— begin INPUT FOR THIS TASK —

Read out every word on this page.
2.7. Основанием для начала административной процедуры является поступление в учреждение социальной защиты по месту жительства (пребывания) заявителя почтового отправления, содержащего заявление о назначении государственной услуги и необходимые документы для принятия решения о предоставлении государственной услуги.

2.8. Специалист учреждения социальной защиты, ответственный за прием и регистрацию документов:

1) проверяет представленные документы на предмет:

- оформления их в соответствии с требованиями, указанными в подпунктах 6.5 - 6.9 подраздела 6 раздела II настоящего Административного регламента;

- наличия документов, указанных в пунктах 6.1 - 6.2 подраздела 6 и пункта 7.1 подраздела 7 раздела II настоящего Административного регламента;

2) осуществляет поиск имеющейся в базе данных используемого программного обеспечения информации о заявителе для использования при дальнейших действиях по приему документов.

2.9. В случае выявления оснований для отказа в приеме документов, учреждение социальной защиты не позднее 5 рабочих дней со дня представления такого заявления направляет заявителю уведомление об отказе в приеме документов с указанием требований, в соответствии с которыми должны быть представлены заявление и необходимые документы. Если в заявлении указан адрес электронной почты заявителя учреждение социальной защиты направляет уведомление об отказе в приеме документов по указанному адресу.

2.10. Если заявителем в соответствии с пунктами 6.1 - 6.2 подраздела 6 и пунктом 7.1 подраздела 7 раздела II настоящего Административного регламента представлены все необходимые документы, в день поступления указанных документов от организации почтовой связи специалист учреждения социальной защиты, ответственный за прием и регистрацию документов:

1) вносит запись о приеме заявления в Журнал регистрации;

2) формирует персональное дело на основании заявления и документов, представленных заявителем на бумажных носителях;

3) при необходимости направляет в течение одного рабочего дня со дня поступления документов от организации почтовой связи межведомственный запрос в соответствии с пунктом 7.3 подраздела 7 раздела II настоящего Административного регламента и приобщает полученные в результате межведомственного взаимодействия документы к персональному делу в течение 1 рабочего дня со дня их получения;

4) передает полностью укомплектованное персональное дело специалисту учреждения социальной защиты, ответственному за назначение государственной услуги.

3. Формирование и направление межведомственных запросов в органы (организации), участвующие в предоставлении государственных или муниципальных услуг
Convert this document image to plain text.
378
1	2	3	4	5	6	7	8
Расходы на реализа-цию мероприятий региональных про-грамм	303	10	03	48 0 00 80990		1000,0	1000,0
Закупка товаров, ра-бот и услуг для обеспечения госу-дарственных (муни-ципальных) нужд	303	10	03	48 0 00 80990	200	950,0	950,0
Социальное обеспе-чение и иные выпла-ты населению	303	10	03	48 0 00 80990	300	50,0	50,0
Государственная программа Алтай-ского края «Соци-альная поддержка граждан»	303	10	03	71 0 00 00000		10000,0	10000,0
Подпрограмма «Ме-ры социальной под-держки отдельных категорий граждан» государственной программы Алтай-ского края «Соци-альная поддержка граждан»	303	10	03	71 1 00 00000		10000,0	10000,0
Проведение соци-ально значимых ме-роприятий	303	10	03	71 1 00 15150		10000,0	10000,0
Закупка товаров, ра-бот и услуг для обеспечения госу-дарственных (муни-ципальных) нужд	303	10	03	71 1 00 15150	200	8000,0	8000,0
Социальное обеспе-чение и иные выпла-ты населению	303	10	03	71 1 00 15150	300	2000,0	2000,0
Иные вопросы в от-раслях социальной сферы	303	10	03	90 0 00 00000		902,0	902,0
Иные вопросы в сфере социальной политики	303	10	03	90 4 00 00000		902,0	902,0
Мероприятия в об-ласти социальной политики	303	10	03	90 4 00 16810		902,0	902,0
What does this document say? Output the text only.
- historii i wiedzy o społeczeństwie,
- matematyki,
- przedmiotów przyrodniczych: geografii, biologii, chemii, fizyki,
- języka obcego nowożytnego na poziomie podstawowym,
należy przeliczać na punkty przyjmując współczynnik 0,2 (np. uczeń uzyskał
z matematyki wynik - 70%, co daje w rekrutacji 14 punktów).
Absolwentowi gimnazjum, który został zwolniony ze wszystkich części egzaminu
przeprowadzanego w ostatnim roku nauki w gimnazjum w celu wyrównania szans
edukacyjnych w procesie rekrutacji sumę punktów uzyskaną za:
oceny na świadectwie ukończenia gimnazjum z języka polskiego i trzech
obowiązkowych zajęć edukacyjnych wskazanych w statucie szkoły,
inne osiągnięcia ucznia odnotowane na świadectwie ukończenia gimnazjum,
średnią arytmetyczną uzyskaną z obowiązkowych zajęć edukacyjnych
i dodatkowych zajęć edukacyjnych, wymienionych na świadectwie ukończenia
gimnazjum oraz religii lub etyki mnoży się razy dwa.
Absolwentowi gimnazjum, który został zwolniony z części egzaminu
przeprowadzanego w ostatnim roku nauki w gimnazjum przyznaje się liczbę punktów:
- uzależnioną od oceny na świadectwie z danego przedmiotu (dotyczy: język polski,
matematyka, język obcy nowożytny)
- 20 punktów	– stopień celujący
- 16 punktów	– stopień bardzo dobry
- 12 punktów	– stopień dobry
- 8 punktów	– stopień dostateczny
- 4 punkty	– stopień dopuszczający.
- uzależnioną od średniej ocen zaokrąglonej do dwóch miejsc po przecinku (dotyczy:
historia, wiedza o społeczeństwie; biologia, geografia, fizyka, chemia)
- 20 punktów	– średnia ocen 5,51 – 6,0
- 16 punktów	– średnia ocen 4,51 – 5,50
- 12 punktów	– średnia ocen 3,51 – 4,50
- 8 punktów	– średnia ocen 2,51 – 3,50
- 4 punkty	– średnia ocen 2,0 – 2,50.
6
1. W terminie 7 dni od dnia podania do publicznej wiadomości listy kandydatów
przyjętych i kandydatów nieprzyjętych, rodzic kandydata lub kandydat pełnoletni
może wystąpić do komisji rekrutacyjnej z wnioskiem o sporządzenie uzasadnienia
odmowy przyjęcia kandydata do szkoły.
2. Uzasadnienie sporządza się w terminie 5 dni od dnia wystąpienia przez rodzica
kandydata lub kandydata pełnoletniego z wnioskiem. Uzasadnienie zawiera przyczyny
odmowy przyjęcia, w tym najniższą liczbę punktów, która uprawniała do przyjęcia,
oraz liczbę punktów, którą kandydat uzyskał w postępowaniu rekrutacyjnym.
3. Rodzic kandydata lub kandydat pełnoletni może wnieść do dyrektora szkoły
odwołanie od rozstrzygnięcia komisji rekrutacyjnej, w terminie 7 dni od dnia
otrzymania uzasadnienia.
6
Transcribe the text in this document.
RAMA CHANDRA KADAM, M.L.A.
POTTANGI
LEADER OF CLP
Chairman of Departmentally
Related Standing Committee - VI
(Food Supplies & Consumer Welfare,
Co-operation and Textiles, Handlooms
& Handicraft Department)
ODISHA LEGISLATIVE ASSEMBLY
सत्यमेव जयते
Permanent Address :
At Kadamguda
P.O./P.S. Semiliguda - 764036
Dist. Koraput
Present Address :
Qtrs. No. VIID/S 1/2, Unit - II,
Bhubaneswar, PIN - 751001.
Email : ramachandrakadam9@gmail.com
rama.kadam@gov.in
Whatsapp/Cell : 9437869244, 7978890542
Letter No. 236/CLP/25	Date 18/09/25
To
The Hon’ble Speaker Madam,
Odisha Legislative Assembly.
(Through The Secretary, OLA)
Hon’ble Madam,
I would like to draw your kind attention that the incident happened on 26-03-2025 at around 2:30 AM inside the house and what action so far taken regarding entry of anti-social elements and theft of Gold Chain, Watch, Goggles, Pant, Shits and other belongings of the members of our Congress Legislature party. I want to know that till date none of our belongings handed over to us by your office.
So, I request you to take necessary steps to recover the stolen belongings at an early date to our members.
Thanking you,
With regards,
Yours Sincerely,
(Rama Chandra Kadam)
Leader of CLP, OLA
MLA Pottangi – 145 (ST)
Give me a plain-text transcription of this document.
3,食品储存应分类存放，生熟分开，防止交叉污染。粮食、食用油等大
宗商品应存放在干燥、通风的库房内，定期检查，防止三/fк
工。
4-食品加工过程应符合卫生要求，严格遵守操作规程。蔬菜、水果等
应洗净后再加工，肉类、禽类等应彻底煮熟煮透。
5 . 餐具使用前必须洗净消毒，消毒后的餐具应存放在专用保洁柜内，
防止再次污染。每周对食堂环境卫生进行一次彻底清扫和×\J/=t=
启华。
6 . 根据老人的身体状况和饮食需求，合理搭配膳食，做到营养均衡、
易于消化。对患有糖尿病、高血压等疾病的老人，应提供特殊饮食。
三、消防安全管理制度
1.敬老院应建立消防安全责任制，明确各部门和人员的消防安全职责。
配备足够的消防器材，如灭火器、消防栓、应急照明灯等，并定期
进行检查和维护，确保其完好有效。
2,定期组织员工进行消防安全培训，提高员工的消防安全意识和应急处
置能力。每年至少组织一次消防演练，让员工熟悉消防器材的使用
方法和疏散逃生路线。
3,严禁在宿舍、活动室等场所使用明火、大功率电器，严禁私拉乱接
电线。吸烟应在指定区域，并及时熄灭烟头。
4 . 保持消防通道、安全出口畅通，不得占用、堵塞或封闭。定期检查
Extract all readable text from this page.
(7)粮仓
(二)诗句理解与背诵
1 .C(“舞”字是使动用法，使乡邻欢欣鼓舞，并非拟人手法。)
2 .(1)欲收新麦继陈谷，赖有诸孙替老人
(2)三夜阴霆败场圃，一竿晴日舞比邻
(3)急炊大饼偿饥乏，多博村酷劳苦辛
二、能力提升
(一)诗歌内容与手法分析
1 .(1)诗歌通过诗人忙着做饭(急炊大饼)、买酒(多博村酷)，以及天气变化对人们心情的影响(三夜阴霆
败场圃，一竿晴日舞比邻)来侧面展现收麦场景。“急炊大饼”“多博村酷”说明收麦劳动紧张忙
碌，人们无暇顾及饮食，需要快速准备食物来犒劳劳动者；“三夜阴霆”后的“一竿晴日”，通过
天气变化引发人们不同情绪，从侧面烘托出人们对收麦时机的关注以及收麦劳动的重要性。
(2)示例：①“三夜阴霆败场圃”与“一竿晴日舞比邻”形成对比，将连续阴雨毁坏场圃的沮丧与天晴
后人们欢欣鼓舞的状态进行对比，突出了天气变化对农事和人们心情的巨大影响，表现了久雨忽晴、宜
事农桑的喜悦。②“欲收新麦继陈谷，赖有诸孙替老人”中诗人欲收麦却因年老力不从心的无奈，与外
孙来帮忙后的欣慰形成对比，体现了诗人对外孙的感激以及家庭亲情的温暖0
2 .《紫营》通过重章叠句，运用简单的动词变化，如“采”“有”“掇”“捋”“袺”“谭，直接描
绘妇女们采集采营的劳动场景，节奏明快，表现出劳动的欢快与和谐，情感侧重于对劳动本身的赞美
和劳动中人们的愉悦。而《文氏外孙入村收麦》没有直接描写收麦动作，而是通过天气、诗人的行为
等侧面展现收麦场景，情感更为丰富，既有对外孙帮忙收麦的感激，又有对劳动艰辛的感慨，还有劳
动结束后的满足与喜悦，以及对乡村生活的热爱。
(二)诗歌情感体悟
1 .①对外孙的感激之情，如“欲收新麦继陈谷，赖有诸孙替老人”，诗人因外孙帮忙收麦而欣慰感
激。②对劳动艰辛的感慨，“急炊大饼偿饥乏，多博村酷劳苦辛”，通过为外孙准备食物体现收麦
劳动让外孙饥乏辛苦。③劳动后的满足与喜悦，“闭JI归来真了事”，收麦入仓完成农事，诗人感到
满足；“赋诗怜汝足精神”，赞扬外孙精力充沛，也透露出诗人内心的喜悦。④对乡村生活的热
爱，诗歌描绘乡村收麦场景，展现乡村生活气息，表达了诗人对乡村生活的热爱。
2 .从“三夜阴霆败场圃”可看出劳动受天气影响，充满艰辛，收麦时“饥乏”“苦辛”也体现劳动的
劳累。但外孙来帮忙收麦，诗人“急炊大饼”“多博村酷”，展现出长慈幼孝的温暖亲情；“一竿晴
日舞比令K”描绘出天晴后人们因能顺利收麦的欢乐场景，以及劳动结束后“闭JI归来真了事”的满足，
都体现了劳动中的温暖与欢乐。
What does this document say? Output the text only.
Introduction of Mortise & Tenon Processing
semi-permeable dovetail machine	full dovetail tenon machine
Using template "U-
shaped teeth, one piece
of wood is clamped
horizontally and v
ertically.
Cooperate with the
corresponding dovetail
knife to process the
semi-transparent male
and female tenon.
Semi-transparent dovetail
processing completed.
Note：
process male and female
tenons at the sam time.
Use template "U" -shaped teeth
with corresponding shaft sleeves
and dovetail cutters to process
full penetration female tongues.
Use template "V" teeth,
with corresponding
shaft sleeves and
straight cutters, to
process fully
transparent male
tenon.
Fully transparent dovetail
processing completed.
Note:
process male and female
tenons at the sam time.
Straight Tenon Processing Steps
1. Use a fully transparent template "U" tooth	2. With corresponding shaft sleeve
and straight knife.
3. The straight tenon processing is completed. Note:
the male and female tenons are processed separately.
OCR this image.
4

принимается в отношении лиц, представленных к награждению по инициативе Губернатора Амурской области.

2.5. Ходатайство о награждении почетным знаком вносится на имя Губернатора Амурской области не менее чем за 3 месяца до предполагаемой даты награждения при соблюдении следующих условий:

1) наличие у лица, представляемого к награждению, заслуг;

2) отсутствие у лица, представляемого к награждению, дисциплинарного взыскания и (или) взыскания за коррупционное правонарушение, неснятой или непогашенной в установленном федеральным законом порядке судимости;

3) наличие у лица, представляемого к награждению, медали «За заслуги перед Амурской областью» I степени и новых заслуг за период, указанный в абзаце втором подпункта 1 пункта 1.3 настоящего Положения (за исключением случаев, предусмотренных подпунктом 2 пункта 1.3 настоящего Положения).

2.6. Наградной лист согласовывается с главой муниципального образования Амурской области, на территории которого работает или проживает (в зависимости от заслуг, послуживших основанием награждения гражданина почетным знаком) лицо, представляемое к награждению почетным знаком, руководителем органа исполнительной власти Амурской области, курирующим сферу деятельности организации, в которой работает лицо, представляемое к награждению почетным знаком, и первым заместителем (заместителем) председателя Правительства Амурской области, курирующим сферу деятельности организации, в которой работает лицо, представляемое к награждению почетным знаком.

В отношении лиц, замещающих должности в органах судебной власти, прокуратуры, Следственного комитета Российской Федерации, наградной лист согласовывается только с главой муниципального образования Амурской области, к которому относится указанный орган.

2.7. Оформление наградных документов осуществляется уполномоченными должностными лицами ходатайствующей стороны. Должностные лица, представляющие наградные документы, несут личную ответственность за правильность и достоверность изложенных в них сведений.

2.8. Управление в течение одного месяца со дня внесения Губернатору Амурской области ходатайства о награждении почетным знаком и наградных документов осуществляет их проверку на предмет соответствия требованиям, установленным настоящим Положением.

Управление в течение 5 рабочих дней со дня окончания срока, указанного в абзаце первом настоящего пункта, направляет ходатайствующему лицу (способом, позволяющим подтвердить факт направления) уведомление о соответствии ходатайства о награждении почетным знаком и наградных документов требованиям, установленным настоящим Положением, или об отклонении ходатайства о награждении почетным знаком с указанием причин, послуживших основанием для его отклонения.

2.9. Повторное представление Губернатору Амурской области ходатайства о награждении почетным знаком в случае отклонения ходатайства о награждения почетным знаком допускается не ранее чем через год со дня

— end INPUT FOR THIS TASK —

### REQUEST
Report each line of the material above where the word "多博村酷劳苦辛" appears.

### ANSWER TO THIS EXERCISE
(3)急炊大饼偿饥乏，多博村酷劳苦辛
激。②对劳动艰辛的感慨，“急炊大饼偿饥乏，多博村酷劳苦辛”，通过为外孙准备食物体现收麦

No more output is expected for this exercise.